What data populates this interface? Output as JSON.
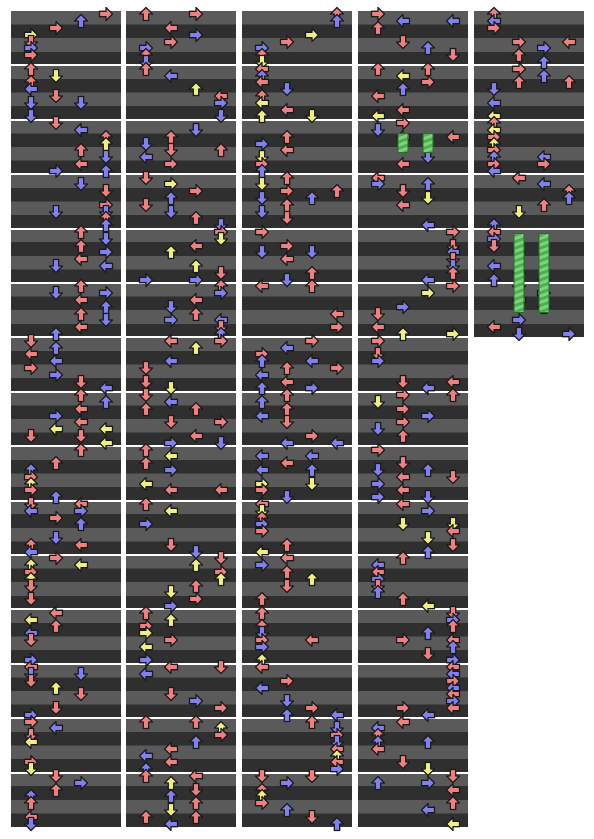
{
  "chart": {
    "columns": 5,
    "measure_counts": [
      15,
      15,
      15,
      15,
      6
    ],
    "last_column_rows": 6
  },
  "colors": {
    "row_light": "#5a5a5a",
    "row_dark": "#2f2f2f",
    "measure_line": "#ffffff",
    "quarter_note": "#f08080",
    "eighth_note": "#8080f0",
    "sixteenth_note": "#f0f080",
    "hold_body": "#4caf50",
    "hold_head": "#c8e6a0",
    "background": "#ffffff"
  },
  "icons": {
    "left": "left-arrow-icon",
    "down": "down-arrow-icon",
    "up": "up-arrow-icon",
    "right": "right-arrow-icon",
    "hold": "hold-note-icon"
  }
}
------------------------------------
**Exercise brief**.
Transcribe every entry above exactly. Omit all pictures.

**The result**.
What data populates this interface? Output as JSON.
{
  "chart": {
    "columns": 5,
    "measure_counts": [
      15,
      15,
      15,
      15,
      6
    ],
    "last_column_rows": 6
  },
  "colors": {
    "row_light": "#5a5a5a",
    "row_dark": "#2f2f2f",
    "measure_line": "#ffffff",
    "quarter_note": "#f08080",
    "eighth_note": "#8080f0",
    "sixteenth_note": "#f0f080",
    "hold_body": "#4caf50",
    "hold_head": "#c8e6a0",
    "background": "#ffffff"
  },
  "icons": {
    "left": "left-arrow-icon",
    "down": "down-arrow-icon",
    "up": "up-arrow-icon",
    "right": "right-arrow-icon",
    "hold": "hold-note-icon"
  }
}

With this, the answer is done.